* Request
All of the data must be printed exactly; please include every line.

* Provided material
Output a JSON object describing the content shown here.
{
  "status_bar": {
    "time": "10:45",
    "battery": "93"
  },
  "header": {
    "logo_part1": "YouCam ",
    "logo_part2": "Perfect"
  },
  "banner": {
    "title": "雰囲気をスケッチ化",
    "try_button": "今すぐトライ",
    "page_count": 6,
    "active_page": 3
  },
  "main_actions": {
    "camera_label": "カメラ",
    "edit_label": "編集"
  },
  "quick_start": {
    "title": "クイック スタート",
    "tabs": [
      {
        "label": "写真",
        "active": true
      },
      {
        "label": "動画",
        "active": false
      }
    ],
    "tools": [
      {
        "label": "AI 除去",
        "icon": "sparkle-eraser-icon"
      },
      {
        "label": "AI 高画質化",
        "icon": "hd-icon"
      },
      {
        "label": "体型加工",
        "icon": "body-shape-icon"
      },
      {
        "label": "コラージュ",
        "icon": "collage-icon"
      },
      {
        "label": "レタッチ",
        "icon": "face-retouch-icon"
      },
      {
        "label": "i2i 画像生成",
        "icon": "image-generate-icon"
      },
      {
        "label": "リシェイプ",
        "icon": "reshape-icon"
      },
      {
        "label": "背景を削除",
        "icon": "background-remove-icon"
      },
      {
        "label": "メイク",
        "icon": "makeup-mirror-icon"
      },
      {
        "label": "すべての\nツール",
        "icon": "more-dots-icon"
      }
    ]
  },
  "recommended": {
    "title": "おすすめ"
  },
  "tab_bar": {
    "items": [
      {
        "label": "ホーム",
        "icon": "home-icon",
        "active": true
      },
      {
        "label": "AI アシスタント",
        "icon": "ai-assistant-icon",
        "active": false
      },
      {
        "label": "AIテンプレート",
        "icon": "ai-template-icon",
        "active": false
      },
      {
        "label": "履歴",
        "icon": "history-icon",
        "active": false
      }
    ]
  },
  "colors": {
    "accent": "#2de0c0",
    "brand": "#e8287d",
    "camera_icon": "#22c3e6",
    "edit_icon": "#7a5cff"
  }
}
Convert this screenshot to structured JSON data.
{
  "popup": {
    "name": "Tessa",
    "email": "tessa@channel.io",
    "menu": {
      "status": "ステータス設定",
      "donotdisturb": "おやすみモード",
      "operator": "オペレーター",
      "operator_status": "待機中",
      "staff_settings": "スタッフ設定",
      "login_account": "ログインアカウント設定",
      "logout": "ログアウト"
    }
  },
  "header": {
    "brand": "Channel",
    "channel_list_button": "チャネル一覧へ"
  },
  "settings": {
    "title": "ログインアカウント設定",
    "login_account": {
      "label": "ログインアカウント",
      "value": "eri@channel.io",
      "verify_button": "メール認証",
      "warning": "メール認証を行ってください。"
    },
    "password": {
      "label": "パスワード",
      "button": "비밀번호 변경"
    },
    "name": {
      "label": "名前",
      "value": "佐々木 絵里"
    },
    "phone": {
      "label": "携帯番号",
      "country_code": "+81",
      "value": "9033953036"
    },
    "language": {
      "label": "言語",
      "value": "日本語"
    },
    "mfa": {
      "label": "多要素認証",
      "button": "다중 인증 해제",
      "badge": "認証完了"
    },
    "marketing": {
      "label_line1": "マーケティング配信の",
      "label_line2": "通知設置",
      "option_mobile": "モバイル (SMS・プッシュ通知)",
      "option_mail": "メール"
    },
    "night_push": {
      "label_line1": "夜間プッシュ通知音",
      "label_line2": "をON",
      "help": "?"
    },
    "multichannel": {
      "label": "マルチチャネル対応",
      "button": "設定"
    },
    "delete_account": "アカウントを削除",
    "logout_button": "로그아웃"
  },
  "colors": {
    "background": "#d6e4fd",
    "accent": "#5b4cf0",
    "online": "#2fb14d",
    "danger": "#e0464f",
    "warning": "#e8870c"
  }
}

* Reply to the task
Output a JSON object describing the content shown here.
{
  "status_bar": {
    "time": "10:45",
    "battery": "93"
  },
  "header": {
    "logo_part1": "YouCam ",
    "logo_part2": "Perfect"
  },
  "banner": {
    "title": "雰囲気をスケッチ化",
    "try_button": "今すぐトライ",
    "page_count": 6,
    "active_page": 3
  },
  "main_actions": {
    "camera_label": "カメラ",
    "edit_label": "編集"
  },
  "quick_start": {
    "title": "クイック スタート",
    "tabs": [
      {
        "label": "写真",
        "active": true
      },
      {
        "label": "動画",
        "active": false
      }
    ],
    "tools": [
      {
        "label": "AI 除去",
        "icon": "sparkle-eraser-icon"
      },
      {
        "label": "AI 高画質化",
        "icon": "hd-icon"
      },
      {
        "label": "体型加工",
        "icon": "body-shape-icon"
      },
      {
        "label": "コラージュ",
        "icon": "collage-icon"
      },
      {
        "label": "レタッチ",
        "icon": "face-retouch-icon"
      },
      {
        "label": "i2i 画像生成",
        "icon": "image-generate-icon"
      },
      {
        "label": "リシェイプ",
        "icon": "reshape-icon"
      },
      {
        "label": "背景を削除",
        "icon": "background-remove-icon"
      },
      {
        "label": "メイク",
        "icon": "makeup-mirror-icon"
      },
      {
        "label": "すべての\nツール",
        "icon": "more-dots-icon"
      }
    ]
  },
  "recommended": {
    "title": "おすすめ"
  },
  "tab_bar": {
    "items": [
      {
        "label": "ホーム",
        "icon": "home-icon",
        "active": true
      },
      {
        "label": "AI アシスタント",
        "icon": "ai-assistant-icon",
        "active": false
      },
      {
        "label": "AIテンプレート",
        "icon": "ai-template-icon",
        "active": false
      },
      {
        "label": "履歴",
        "icon": "history-icon",
        "active": false
      }
    ]
  },
  "colors": {
    "accent": "#2de0c0",
    "brand": "#e8287d",
    "camera_icon": "#22c3e6",
    "edit_icon": "#7a5cff"
  }
}
Convert this screenshot to structured JSON data.
{
  "popup": {
    "name": "Tessa",
    "email": "tessa@channel.io",
    "menu": {
      "status": "ステータス設定",
      "donotdisturb": "おやすみモード",
      "operator": "オペレーター",
      "operator_status": "待機中",
      "staff_settings": "スタッフ設定",
      "login_account": "ログインアカウント設定",
      "logout": "ログアウト"
    }
  },
  "header": {
    "brand": "Channel",
    "channel_list_button": "チャネル一覧へ"
  },
  "settings": {
    "title": "ログインアカウント設定",
    "login_account": {
      "label": "ログインアカウント",
      "value": "eri@channel.io",
      "verify_button": "メール認証",
      "warning": "メール認証を行ってください。"
    },
    "password": {
      "label": "パスワード",
      "button": "비밀번호 변경"
    },
    "name": {
      "label": "名前",
      "value": "佐々木 絵里"
    },
    "phone": {
      "label": "携帯番号",
      "country_code": "+81",
      "value": "9033953036"
    },
    "language": {
      "label": "言語",
      "value": "日本語"
    },
    "mfa": {
      "label": "多要素認証",
      "button": "다중 인증 해제",
      "badge": "認証完了"
    },
    "marketing": {
      "label_line1": "マーケティング配信の",
      "label_line2": "通知設置",
      "option_mobile": "モバイル (SMS・プッシュ通知)",
      "option_mail": "メール"
    },
    "night_push": {
      "label_line1": "夜間プッシュ通知音",
      "label_line2": "をON",
      "help": "?"
    },
    "multichannel": {
      "label": "マルチチャネル対応",
      "button": "設定"
    },
    "delete_account": "アカウントを削除",
    "logout_button": "로그아웃"
  },
  "colors": {
    "background": "#d6e4fd",
    "accent": "#5b4cf0",
    "online": "#2fb14d",
    "danger": "#e0464f",
    "warning": "#e8870c"
  }
}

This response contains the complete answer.